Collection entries

[Begin]

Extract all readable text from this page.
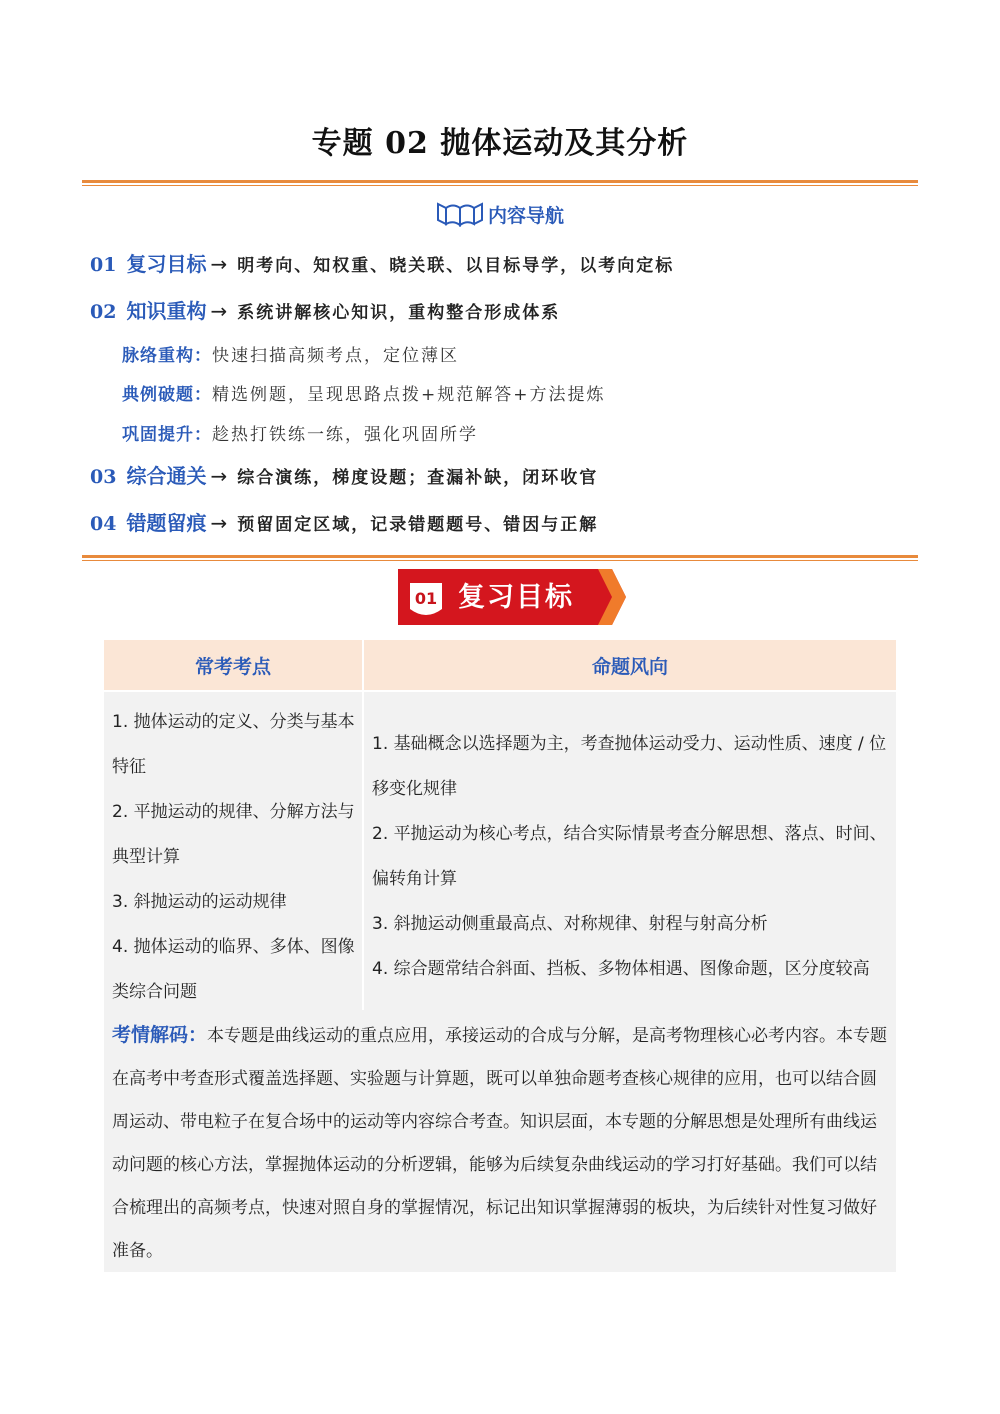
专题 02 抛体运动及其分析
内容导航
01 复习目标 → 明考向、知权重、晓关联、以目标导学，以考向定标
02 知识重构 → 系统讲解核心知识，重构整合形成体系
脉络重构： 快速扫描高频考点，定位薄区
典例破题： 精选例题，呈现思路点拨+规范解答+方法提炼
巩固提升： 趁热打铁练一练，强化巩固所学
03 综合通关 → 综合演练，梯度设题；查漏补缺，闭环收官
04 错题留痕 → 预留固定区域，记录错题题号、错因与正解
01 复习目标
常考考点	命题风向
1. 抛体运动的定义、分类与基本特征
2. 平抛运动的规律、分解方法与典型计算
3. 斜抛运动的运动规律
4. 抛体运动的临界、多体、图像类综合问题
1. 基础概念以选择题为主，考查抛体运动受力、运动性质、速度 / 位移变化规律
2. 平抛运动为核心考点，结合实际情景考查分解思想、落点、时间、偏转角计算
3. 斜抛运动侧重最高点、对称规律、射程与射高分析
4. 综合题常结合斜面、挡板、多物体相遇、图像命题，区分度较高
考情解码：本专题是曲线运动的重点应用，承接运动的合成与分解，是高考物理核心必考内容。本专题在高考中考查形式覆盖选择题、实验题与计算题，既可以单独命题考查核心规律的应用，也可以结合圆周运动、带电粒子在复合场中的运动等内容综合考查。知识层面，本专题的分解思想是处理所有曲线运动问题的核心方法，掌握抛体运动的分析逻辑，能够为后续复杂曲线运动的学习打好基础。我们可以结合梳理出的高频考点，快速对照自身的掌握情况，标记出知识掌握薄弱的板块，为后续针对性复习做好准备。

[End]

Your objective
Copy the listing over exactly, skipping the pictures it holds.

Task solution
Extract all readable text from this page.
专题 02 抛体运动及其分析
内容导航
01 复习目标 → 明考向、知权重、晓关联、以目标导学，以考向定标
02 知识重构 → 系统讲解核心知识，重构整合形成体系
脉络重构： 快速扫描高频考点，定位薄区
典例破题： 精选例题，呈现思路点拨+规范解答+方法提炼
巩固提升： 趁热打铁练一练，强化巩固所学
03 综合通关 → 综合演练，梯度设题；查漏补缺，闭环收官
04 错题留痕 → 预留固定区域，记录错题题号、错因与正解
01 复习目标
常考考点	命题风向
1. 抛体运动的定义、分类与基本特征
2. 平抛运动的规律、分解方法与典型计算
3. 斜抛运动的运动规律
4. 抛体运动的临界、多体、图像类综合问题
1. 基础概念以选择题为主，考查抛体运动受力、运动性质、速度 / 位移变化规律
2. 平抛运动为核心考点，结合实际情景考查分解思想、落点、时间、偏转角计算
3. 斜抛运动侧重最高点、对称规律、射程与射高分析
4. 综合题常结合斜面、挡板、多物体相遇、图像命题，区分度较高
考情解码：本专题是曲线运动的重点应用，承接运动的合成与分解，是高考物理核心必考内容。本专题在高考中考查形式覆盖选择题、实验题与计算题，既可以单独命题考查核心规律的应用，也可以结合圆周运动、带电粒子在复合场中的运动等内容综合考查。知识层面，本专题的分解思想是处理所有曲线运动问题的核心方法，掌握抛体运动的分析逻辑，能够为后续复杂曲线运动的学习打好基础。我们可以结合梳理出的高频考点，快速对照自身的掌握情况，标记出知识掌握薄弱的板块，为后续针对性复习做好准备。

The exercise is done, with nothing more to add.